Written problem: All of the data needs to be repeated exactly.

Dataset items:

★ ★ ★ ★ ★ ★ ★

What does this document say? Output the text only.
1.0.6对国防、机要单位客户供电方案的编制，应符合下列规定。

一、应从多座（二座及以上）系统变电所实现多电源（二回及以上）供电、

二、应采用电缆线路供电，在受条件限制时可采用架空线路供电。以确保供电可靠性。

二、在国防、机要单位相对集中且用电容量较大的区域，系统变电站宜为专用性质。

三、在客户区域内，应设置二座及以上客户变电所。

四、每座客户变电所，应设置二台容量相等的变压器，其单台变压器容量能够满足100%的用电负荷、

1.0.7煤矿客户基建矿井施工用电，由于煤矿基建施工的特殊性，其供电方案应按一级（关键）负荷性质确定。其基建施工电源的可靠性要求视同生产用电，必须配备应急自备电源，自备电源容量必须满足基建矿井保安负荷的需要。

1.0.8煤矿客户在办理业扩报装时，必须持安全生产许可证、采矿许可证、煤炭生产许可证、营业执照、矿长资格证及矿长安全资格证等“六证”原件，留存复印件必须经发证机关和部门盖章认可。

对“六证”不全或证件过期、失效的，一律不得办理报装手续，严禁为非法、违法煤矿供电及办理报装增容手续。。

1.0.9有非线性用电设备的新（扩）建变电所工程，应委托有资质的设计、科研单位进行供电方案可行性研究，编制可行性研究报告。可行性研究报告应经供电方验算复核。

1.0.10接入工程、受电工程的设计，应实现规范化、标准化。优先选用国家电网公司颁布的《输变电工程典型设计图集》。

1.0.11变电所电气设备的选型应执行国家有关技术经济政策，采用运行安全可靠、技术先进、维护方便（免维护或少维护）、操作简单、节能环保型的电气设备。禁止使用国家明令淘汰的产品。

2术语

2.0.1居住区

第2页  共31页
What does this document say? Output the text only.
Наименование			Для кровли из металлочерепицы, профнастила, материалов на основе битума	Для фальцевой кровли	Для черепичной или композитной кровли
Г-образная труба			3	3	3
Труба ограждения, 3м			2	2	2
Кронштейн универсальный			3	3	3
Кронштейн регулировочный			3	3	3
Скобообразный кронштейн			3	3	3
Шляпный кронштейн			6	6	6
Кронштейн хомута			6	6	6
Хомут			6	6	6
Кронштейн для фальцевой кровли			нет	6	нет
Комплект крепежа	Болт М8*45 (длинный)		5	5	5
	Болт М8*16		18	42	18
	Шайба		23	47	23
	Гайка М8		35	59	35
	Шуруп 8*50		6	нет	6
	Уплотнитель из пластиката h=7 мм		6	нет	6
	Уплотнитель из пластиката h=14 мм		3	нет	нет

★ ★ ★ ★ ★ ★ ★

Written answer:
What does this document say? Output the text only.
1.0.6对国防、机要单位客户供电方案的编制，应符合下列规定。

一、应从多座（二座及以上）系统变电所实现多电源（二回及以上）供电、

二、应采用电缆线路供电，在受条件限制时可采用架空线路供电。以确保供电可靠性。

二、在国防、机要单位相对集中且用电容量较大的区域，系统变电站宜为专用性质。

三、在客户区域内，应设置二座及以上客户变电所。

四、每座客户变电所，应设置二台容量相等的变压器，其单台变压器容量能够满足100%的用电负荷、

1.0.7煤矿客户基建矿井施工用电，由于煤矿基建施工的特殊性，其供电方案应按一级（关键）负荷性质确定。其基建施工电源的可靠性要求视同生产用电，必须配备应急自备电源，自备电源容量必须满足基建矿井保安负荷的需要。

1.0.8煤矿客户在办理业扩报装时，必须持安全生产许可证、采矿许可证、煤炭生产许可证、营业执照、矿长资格证及矿长安全资格证等“六证”原件，留存复印件必须经发证机关和部门盖章认可。

对“六证”不全或证件过期、失效的，一律不得办理报装手续，严禁为非法、违法煤矿供电及办理报装增容手续。。

1.0.9有非线性用电设备的新（扩）建变电所工程，应委托有资质的设计、科研单位进行供电方案可行性研究，编制可行性研究报告。可行性研究报告应经供电方验算复核。

1.0.10接入工程、受电工程的设计，应实现规范化、标准化。优先选用国家电网公司颁布的《输变电工程典型设计图集》。

1.0.11变电所电气设备的选型应执行国家有关技术经济政策，采用运行安全可靠、技术先进、维护方便（免维护或少维护）、操作简单、节能环保型的电气设备。禁止使用国家明令淘汰的产品。

2术语

2.0.1居住区

第2页  共31页
What does this document say? Output the text only.
Наименование			Для кровли из металлочерепицы, профнастила, материалов на основе битума	Для фальцевой кровли	Для черепичной или композитной кровли
Г-образная труба			3	3	3
Труба ограждения, 3м			2	2	2
Кронштейн универсальный			3	3	3
Кронштейн регулировочный			3	3	3
Скобообразный кронштейн			3	3	3
Шляпный кронштейн			6	6	6
Кронштейн хомута			6	6	6
Хомут			6	6	6
Кронштейн для фальцевой кровли			нет	6	нет
Комплект крепежа	Болт М8*45 (длинный)		5	5	5
	Болт М8*16		18	42	18
	Шайба		23	47	23
	Гайка М8		35	59	35
	Шуруп 8*50		6	нет	6
	Уплотнитель из пластиката h=7 мм		6	нет	6
	Уплотнитель из пластиката h=14 мм		3	нет	нет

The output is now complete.